-------- Material
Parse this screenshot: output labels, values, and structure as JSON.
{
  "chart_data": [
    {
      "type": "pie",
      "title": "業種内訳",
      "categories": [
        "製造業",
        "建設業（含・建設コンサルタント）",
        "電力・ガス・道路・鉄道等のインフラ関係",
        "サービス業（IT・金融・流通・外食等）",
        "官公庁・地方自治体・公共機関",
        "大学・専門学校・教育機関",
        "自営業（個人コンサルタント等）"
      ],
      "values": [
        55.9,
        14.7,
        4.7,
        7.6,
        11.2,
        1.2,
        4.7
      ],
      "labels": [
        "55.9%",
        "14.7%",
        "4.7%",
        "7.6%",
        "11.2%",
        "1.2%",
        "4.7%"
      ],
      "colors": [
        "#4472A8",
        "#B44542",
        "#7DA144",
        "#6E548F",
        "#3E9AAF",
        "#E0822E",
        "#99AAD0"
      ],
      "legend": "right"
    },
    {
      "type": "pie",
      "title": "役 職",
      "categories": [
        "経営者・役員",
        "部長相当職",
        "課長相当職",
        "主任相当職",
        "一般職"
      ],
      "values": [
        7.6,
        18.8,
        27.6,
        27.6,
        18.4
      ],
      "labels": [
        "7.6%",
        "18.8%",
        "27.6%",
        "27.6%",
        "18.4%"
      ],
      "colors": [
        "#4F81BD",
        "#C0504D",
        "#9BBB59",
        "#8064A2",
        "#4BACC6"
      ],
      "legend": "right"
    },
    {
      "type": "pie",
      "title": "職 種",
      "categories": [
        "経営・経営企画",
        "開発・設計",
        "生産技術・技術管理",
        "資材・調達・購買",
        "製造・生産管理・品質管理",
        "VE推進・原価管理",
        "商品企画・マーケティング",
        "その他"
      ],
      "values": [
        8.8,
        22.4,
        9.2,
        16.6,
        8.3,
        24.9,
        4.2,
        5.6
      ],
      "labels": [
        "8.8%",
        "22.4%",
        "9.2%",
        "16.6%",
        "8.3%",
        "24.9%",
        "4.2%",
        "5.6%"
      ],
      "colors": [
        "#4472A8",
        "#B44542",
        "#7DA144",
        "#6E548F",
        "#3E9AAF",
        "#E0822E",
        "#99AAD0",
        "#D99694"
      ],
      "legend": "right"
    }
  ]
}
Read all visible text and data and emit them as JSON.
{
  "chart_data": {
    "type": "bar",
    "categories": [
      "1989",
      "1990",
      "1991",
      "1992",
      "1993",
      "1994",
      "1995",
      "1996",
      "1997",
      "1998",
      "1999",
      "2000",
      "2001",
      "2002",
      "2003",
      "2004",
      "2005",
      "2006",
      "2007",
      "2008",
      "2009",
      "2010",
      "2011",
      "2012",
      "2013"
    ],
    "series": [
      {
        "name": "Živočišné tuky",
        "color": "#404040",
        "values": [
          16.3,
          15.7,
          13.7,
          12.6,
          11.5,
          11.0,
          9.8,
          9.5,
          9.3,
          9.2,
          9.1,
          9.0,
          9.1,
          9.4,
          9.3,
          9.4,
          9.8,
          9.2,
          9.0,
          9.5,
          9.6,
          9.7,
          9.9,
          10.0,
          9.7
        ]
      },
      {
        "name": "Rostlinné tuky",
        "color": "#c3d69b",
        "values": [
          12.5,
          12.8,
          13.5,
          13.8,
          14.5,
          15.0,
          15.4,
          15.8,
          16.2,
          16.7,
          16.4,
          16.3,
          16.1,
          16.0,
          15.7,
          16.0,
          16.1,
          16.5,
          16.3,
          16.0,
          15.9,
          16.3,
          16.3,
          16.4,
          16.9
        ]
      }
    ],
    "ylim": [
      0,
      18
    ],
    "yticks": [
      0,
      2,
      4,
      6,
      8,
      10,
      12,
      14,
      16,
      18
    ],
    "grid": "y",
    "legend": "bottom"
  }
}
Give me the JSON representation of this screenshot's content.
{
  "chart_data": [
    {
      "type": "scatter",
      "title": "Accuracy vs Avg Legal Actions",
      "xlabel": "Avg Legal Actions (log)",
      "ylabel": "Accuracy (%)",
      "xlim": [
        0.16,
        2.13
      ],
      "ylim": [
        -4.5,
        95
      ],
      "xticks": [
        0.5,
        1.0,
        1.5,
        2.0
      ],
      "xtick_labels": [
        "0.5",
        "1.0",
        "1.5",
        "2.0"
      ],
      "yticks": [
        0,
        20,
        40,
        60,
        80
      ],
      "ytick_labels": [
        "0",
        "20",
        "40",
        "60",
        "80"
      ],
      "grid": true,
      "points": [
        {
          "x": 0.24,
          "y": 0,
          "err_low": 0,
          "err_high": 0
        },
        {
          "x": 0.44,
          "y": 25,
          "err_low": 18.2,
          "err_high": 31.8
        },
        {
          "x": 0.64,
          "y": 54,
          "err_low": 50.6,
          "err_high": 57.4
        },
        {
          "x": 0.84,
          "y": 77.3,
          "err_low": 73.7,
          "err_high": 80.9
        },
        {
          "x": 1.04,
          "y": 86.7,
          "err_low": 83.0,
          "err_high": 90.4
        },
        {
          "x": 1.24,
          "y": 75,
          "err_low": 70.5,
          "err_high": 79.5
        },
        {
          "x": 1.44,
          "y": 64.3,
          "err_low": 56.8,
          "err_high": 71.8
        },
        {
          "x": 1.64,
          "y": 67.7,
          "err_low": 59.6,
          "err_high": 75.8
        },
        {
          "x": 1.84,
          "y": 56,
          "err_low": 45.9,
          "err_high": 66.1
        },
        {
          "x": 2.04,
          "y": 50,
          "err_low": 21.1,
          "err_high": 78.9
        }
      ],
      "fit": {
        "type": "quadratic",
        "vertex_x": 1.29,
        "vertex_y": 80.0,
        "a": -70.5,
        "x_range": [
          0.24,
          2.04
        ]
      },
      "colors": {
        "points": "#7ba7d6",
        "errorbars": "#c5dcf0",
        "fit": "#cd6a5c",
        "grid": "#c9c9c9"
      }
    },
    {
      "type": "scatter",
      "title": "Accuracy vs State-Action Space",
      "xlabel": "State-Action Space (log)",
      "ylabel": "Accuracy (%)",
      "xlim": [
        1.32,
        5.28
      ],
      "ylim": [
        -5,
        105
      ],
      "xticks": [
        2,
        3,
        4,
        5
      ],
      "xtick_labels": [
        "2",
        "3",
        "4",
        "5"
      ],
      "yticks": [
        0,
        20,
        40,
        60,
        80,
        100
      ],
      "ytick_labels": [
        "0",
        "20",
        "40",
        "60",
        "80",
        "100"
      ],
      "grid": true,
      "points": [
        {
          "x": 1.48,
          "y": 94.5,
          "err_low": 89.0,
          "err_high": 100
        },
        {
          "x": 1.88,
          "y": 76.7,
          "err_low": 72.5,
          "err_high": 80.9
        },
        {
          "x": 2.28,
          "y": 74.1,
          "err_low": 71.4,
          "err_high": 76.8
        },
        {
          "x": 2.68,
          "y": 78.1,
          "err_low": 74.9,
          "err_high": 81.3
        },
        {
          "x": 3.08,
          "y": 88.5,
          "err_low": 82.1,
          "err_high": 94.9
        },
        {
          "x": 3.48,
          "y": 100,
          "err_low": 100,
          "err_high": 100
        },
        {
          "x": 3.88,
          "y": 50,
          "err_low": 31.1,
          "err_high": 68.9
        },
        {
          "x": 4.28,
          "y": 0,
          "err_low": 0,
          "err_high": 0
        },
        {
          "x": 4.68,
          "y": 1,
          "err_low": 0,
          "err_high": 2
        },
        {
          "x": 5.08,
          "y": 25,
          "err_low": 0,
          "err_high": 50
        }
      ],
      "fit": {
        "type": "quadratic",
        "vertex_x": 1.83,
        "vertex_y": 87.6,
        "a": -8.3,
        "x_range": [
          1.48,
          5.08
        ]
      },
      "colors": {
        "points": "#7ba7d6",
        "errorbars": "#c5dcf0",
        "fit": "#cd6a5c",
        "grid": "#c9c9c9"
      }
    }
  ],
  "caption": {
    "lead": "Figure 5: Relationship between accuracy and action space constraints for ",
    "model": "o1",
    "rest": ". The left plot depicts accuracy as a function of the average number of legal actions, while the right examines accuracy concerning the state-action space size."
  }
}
----------------
Show every line in the entries where the string "name" occurs.

• Task response:
        "name": "Živočišné tuky",
        "name": "Rostlinné tuky",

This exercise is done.